»»

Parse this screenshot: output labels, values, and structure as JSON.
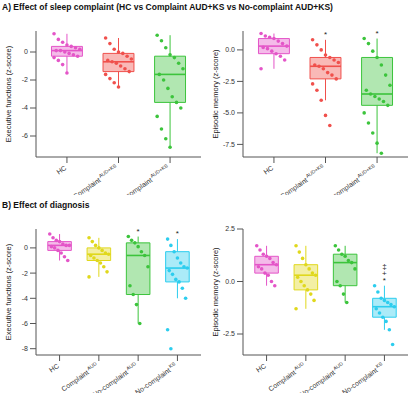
{
  "chart_data": [
    {
      "type": "box",
      "title": "A) Effect of sleep complaint (HC vs Complaint AUD+KS vs No-complaint AUD+KS)",
      "y_label": "Executive functions (z-score)",
      "grid": false,
      "categories": [
        "HC",
        "Complaint AUD+KS",
        "No-complaint AUD+KS"
      ],
      "colors": [
        "#e455c8",
        "#f0504c",
        "#3cc43c"
      ],
      "ylim": [
        -7.5,
        1.5
      ],
      "yticks": [
        -6,
        -4,
        -2,
        0
      ],
      "boxes": [
        {
          "min": -1.5,
          "q1": -0.3,
          "median": 0.1,
          "q3": 0.4,
          "max": 1.3
        },
        {
          "min": -2.5,
          "q1": -1.4,
          "median": -0.7,
          "q3": -0.1,
          "max": 1.0
        },
        {
          "min": -6.8,
          "q1": -3.6,
          "median": -1.6,
          "q3": -0.3,
          "max": 1.2
        }
      ],
      "points": [
        [
          1.3,
          0.9,
          0.7,
          0.5,
          0.4,
          0.3,
          0.2,
          0.1,
          0.1,
          0.0,
          -0.1,
          -0.2,
          -0.3,
          -0.4,
          -0.6,
          -0.9,
          -1.5
        ],
        [
          1.0,
          0.6,
          0.2,
          0.0,
          -0.1,
          -0.3,
          -0.5,
          -0.6,
          -0.7,
          -0.8,
          -1.0,
          -1.2,
          -1.4,
          -1.6,
          -1.9,
          -2.2,
          -2.5
        ],
        [
          1.2,
          0.8,
          0.3,
          -0.2,
          -0.4,
          -0.8,
          -1.2,
          -1.6,
          -2.0,
          -2.6,
          -3.2,
          -3.6,
          -4.0,
          -4.6,
          -5.5,
          -6.2,
          -6.8
        ]
      ],
      "annotations": [
        [],
        [],
        [
          "+"
        ]
      ]
    },
    {
      "type": "box",
      "y_label": "Episodic memory (z-score)",
      "grid": false,
      "categories": [
        "HC",
        "Complaint AUD+KS",
        "No-complaint AUD+KS"
      ],
      "colors": [
        "#e455c8",
        "#f0504c",
        "#3cc43c"
      ],
      "ylim": [
        -8.5,
        1.5
      ],
      "yticks": [
        {
          "value": -7.5,
          "label": "-7.5"
        },
        {
          "value": -5,
          "label": "-5.0"
        },
        {
          "value": -2.5,
          "label": "-2.5"
        },
        {
          "value": 0,
          "label": "0.0"
        }
      ],
      "boxes": [
        {
          "min": -1.5,
          "q1": -0.3,
          "median": 0.3,
          "q3": 0.9,
          "max": 1.3
        },
        {
          "min": -4.0,
          "q1": -2.3,
          "median": -1.3,
          "q3": -0.6,
          "max": 0.8
        },
        {
          "min": -8.2,
          "q1": -4.4,
          "median": -3.5,
          "q3": -0.6,
          "max": 0.9
        }
      ],
      "points": [
        [
          1.3,
          1.1,
          1.0,
          0.9,
          0.7,
          0.5,
          0.3,
          0.2,
          0.1,
          -0.1,
          -0.3,
          -0.5,
          -0.8,
          -1.5
        ],
        [
          0.8,
          0.4,
          0.0,
          -0.4,
          -0.6,
          -0.8,
          -1.0,
          -1.2,
          -1.3,
          -1.5,
          -1.8,
          -2.0,
          -2.3,
          -2.7,
          -3.2,
          -4.0,
          -5.2,
          -6.0
        ],
        [
          0.9,
          0.5,
          -0.1,
          -0.6,
          -1.2,
          -2.0,
          -2.8,
          -3.2,
          -3.5,
          -3.7,
          -3.9,
          -4.1,
          -4.4,
          -5.0,
          -5.8,
          -6.6,
          -7.4,
          -8.2
        ]
      ],
      "annotations": [
        [],
        [
          "*"
        ],
        [
          "+",
          "*"
        ]
      ]
    },
    {
      "type": "box",
      "title": "B) Effect of diagnosis",
      "y_label": "Executive functions (z-score)",
      "grid": false,
      "categories": [
        "HC",
        "Complaint AUD",
        "No-complaint AUD",
        "No-complaint KS"
      ],
      "colors": [
        "#e455c8",
        "#e0d81c",
        "#3cc43c",
        "#2ccdee"
      ],
      "ylim": [
        -8.5,
        1.5
      ],
      "yticks": [
        -8,
        -6,
        -4,
        -2,
        0
      ],
      "boxes": [
        {
          "min": -1.0,
          "q1": -0.2,
          "median": 0.2,
          "q3": 0.5,
          "max": 1.1
        },
        {
          "min": -2.3,
          "q1": -1.0,
          "median": -0.5,
          "q3": 0.0,
          "max": 0.8
        },
        {
          "min": -6.0,
          "q1": -3.7,
          "median": -0.6,
          "q3": 0.4,
          "max": 0.9
        },
        {
          "min": -4.0,
          "q1": -2.7,
          "median": -1.6,
          "q3": -0.3,
          "max": 0.7
        }
      ],
      "points": [
        [
          1.1,
          0.8,
          0.6,
          0.5,
          0.3,
          0.2,
          0.2,
          0.1,
          0.0,
          -0.2,
          -0.4,
          -0.7,
          -1.0
        ],
        [
          0.8,
          0.5,
          0.2,
          0.0,
          -0.2,
          -0.4,
          -0.5,
          -0.6,
          -0.8,
          -1.0,
          -1.2,
          -1.5,
          -1.9,
          -2.3
        ],
        [
          0.9,
          0.6,
          0.4,
          0.1,
          -0.3,
          -0.6,
          -1.5,
          -3.0,
          -3.7,
          -4.5,
          -6.0
        ],
        [
          0.7,
          0.2,
          -0.3,
          -0.8,
          -1.2,
          -1.5,
          -1.6,
          -1.8,
          -2.1,
          -2.5,
          -2.7,
          -3.2,
          -4.0,
          -6.5,
          -8.0
        ]
      ],
      "annotations": [
        [],
        [],
        [
          "*"
        ],
        [
          "*"
        ]
      ]
    },
    {
      "type": "box",
      "y_label": "Episodic memory (z-score)",
      "grid": false,
      "categories": [
        "HC",
        "Complaint AUD",
        "No-complaint AUD",
        "No-complaint KS"
      ],
      "colors": [
        "#e455c8",
        "#e0d81c",
        "#3cc43c",
        "#2ccdee"
      ],
      "ylim": [
        -3.5,
        2.5
      ],
      "yticks": [
        {
          "value": -2.5,
          "label": "-2.5"
        },
        {
          "value": 0,
          "label": "0.0"
        },
        {
          "value": 2.5,
          "label": "2.5"
        }
      ],
      "boxes": [
        {
          "min": -0.2,
          "q1": 0.4,
          "median": 0.8,
          "q3": 1.2,
          "max": 1.7
        },
        {
          "min": -1.3,
          "q1": -0.4,
          "median": 0.3,
          "q3": 0.8,
          "max": 1.7
        },
        {
          "min": -1.0,
          "q1": -0.2,
          "median": 0.9,
          "q3": 1.3,
          "max": 1.7
        },
        {
          "min": -2.3,
          "q1": -1.7,
          "median": -1.2,
          "q3": -0.8,
          "max": -0.2
        }
      ],
      "points": [
        [
          1.7,
          1.5,
          1.3,
          1.2,
          1.1,
          0.9,
          0.8,
          0.7,
          0.6,
          0.4,
          0.3,
          0.0,
          -0.2
        ],
        [
          1.7,
          1.4,
          1.1,
          0.8,
          0.6,
          0.4,
          0.3,
          0.2,
          0.0,
          -0.2,
          -0.4,
          -0.6,
          -0.9,
          -1.3
        ],
        [
          1.7,
          1.5,
          1.3,
          1.2,
          1.0,
          0.9,
          0.6,
          0.0,
          -0.2,
          -0.6,
          -1.0
        ],
        [
          -0.2,
          -0.5,
          -0.8,
          -0.9,
          -1.0,
          -1.1,
          -1.2,
          -1.3,
          -1.5,
          -1.7,
          -1.9,
          -2.3,
          -3.0
        ]
      ],
      "annotations": [
        [],
        [],
        [],
        [
          "‡",
          "+",
          "*"
        ]
      ]
    }
  ]
}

««

» WHAT TO DO
Copy all the lines above that hold the string "Effect".

» RESULT FOR THIS TASK
      "title": "A) Effect of sleep complaint (HC vs Complaint AUD+KS vs No-complaint AUD+KS)",
      "title": "B) Effect of diagnosis",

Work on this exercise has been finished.